Set task.
Tally all lines containing the word "海底瀑布". Give the number alone.

·····

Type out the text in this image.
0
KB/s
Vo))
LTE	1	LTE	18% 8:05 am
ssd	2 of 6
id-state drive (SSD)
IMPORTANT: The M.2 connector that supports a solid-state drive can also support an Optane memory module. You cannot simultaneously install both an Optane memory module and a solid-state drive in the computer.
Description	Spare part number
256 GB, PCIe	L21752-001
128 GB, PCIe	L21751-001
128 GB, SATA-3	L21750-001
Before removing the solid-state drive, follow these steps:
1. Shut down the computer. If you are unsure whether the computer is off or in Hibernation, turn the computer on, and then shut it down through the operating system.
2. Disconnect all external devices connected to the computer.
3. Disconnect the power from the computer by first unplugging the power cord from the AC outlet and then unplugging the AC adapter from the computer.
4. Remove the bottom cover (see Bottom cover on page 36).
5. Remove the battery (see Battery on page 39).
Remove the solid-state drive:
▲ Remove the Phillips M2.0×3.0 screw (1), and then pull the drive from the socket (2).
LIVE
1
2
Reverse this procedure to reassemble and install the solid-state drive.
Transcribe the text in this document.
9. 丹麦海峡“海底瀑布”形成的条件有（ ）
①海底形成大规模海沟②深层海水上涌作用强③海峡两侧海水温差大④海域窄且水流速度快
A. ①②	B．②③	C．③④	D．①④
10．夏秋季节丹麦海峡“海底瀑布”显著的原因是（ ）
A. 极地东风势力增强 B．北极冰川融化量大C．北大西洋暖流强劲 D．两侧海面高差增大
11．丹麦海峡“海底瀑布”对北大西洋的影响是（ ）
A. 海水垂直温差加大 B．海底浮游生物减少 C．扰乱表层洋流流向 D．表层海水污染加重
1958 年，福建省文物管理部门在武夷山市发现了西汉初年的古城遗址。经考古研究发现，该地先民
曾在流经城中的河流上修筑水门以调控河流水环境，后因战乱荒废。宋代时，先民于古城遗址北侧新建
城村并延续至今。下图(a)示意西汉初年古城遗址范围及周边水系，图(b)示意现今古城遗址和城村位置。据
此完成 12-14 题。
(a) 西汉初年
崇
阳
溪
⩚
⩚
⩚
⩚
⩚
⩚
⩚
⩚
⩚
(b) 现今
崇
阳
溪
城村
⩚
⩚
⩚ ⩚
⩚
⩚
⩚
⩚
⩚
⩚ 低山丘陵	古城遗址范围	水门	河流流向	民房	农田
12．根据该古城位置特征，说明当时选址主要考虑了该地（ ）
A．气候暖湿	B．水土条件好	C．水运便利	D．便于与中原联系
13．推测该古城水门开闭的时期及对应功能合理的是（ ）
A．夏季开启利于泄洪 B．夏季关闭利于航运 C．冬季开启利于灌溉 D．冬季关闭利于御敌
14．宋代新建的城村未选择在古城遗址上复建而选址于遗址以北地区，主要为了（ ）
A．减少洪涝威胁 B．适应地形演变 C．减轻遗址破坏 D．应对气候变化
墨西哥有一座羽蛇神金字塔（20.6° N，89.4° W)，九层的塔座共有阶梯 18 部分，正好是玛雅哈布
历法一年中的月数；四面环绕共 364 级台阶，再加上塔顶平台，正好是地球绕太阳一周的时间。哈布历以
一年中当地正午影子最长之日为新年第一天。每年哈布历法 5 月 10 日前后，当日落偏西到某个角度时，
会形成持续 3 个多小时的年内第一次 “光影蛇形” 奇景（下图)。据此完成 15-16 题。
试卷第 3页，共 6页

·····

Written reply.
3